Goal.
Images are not part of the copy; transcribe all the data exactly.

Stored records
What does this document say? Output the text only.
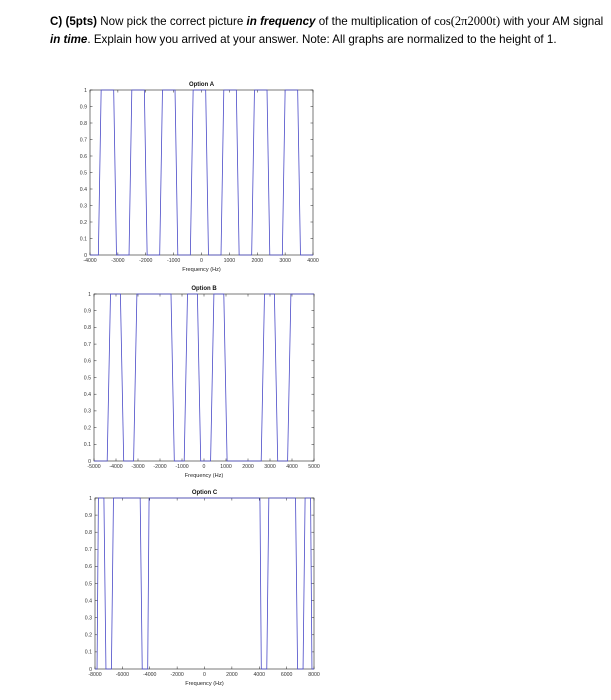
C) (5pts) Now pick the correct picture in frequency of the multiplication of cos(2π2000t) with your AM signal in time. Explain how you arrived at your answer. Note: All graphs are normalized to the height of 1.
Option A
Frequency (Hz)
-4000	-3000	-2000	-1000	0	1000	2000	3000	4000
0
0.1
0.2
0.3
0.4
0.5
0.6
0.7
0.8
0.9
1
Option B
Frequency (Hz)
-5000 -4000 -3000 -2000 -1000	0	1000 2000 3000 4000 5000
0
0.1
0.2
0.3
0.4
0.5
0.6
0.7
0.8
0.9
1
Option C
Frequency (Hz)
-8000	-6000	-4000	-2000	0	2000	4000	6000	8000
0
0.1
0.2
0.3
0.4
0.5
0.6
0.7
0.8
0.9
1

Solved exercise.
What does this document say? Output the text only.
C) (5pts) Now pick the correct picture in frequency of the multiplication of cos(2π2000t) with your AM signal in time. Explain how you arrived at your answer. Note: All graphs are normalized to the height of 1.
Option A
Frequency (Hz)
-4000	-3000	-2000	-1000	0	1000	2000	3000	4000
0
0.1
0.2
0.3
0.4
0.5
0.6
0.7
0.8
0.9
1
Option B
Frequency (Hz)
-5000 -4000 -3000 -2000 -1000	0	1000 2000 3000 4000 5000
0
0.1
0.2
0.3
0.4
0.5
0.6
0.7
0.8
0.9
1
Option C
Frequency (Hz)
-8000	-6000	-4000	-2000	0	2000	4000	6000	8000
0
0.1
0.2
0.3
0.4
0.5
0.6
0.7
0.8
0.9
1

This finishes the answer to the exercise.